-- 페이지 --
Support Vector Machine (SVM)
데이터 포인트를 분류하기 위해 클래스 간의 최대 마진을 확보하는 초평면을 찾는 지도 학습 알고리즘
패턴 인식, 자료 분석을 위한 지도 학습 모델이며, 주로 분류와 회귀 분석을 위해 사용한다. 두 카테고리 중 어느 하나에 속한 데이터의 집합이 주어졌을 때, SVM 알고리즘은 주어진 데이터 집합을 바탕으로 하여 새로운 데이터가 어느 카테고리에 속할지 판단하는 비확률적 이진 선형 분류 모델을 만든다. 만들어진 분류 모델은 데이터가 사상된 공간에서 경계로 표현되는데 SVM 알고리즘은 그 중 가장 큰 폭을 가진 경계를 찾는 알고리즘이다.
Hyperplane
Hyperplane
-
P 차원에서의 Hyperplane 은 P-1 차원에서의 Flat한 Affine space (동족 좌표계)

-- 할 일 --
SVM 페이지에서 "데이터 포인트를 분류하기"에서 시작해 "space (동족 좌표계)"까지 이어지는 부분을 다시 쓰되, "지도 학습" 대신 "교사 학습" 표현으로 바꿔 넣으세요. 항목은 참고하지 않아도 됩니다.

-- 저장된 항목 --
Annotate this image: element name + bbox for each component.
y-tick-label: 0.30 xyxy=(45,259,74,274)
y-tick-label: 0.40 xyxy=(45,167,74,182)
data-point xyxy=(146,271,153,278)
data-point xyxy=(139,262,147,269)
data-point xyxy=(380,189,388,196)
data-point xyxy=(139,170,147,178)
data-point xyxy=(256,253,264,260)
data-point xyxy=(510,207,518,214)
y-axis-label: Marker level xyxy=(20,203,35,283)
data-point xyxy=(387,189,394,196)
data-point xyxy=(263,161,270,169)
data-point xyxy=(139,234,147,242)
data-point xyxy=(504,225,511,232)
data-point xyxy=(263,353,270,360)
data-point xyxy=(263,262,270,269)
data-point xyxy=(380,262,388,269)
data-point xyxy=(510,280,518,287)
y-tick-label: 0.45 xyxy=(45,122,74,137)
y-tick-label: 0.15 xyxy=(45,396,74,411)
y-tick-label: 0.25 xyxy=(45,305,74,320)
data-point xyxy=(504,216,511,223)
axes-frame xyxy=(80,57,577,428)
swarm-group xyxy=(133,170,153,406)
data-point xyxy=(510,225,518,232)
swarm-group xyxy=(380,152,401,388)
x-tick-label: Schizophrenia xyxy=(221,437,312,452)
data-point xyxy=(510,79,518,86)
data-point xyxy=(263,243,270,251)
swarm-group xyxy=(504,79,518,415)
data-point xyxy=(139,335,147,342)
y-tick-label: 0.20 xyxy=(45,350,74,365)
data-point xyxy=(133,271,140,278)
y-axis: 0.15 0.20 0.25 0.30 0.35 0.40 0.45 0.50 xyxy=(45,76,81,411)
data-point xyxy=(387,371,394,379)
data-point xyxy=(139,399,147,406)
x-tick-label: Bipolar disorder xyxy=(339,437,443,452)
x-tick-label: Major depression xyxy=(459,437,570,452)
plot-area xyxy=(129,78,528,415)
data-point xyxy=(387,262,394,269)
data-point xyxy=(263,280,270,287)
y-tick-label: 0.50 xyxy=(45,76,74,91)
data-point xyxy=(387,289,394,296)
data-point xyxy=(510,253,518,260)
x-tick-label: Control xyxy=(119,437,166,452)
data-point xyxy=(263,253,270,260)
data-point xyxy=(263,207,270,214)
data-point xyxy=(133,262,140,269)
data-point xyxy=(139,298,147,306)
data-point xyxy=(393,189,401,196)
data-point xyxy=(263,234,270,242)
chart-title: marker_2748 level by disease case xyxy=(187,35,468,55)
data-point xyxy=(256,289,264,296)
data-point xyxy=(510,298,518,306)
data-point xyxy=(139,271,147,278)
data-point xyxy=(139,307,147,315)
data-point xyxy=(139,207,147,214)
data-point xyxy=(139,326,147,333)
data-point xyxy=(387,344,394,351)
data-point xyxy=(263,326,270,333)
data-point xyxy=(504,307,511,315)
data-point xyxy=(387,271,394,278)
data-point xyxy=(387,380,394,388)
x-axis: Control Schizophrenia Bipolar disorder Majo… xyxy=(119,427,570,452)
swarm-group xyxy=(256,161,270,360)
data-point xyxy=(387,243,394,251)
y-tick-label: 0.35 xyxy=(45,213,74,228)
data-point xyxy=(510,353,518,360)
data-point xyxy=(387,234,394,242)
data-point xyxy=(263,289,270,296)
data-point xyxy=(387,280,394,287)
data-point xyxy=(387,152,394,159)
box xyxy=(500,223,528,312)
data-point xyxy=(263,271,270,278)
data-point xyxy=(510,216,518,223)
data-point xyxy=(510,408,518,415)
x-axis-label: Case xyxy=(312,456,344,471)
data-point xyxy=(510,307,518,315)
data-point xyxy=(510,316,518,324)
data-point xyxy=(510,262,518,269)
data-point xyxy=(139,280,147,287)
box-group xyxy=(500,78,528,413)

-- 풀이 --
데이터 포인트를 분류하기 위해 클래스 간의 최대 마진을 확보하는 초평면을 찾는 교사 학습 알고리즘
패턴 인식, 자료 분석을 위한 교사 학습 모델이며, 주로 분류와 회귀 분석을 위해 사용한다. 두 카테고리 중 어느 하나에 속한 데이터의 집합이 주어졌을 때, SVM 알고리즘은 주어진 데이터 집합을 바탕으로 하여 새로운 데이터가 어느 카테고리에 속할지 판단하는 비확률적 이진 선형 분류 모델을 만든다. 만들어진 분류 모델은 데이터가 사상된 공간에서 경계로 표현되는데 SVM 알고리즘은 그 중 가장 큰 폭을 가진 경계를 찾는 알고리즘이다.
Hyperplane
Hyperplane
-
P 차원에서의 Hyperplane 은 P-1 차원에서의 Flat한 Affine space (동족 좌표계)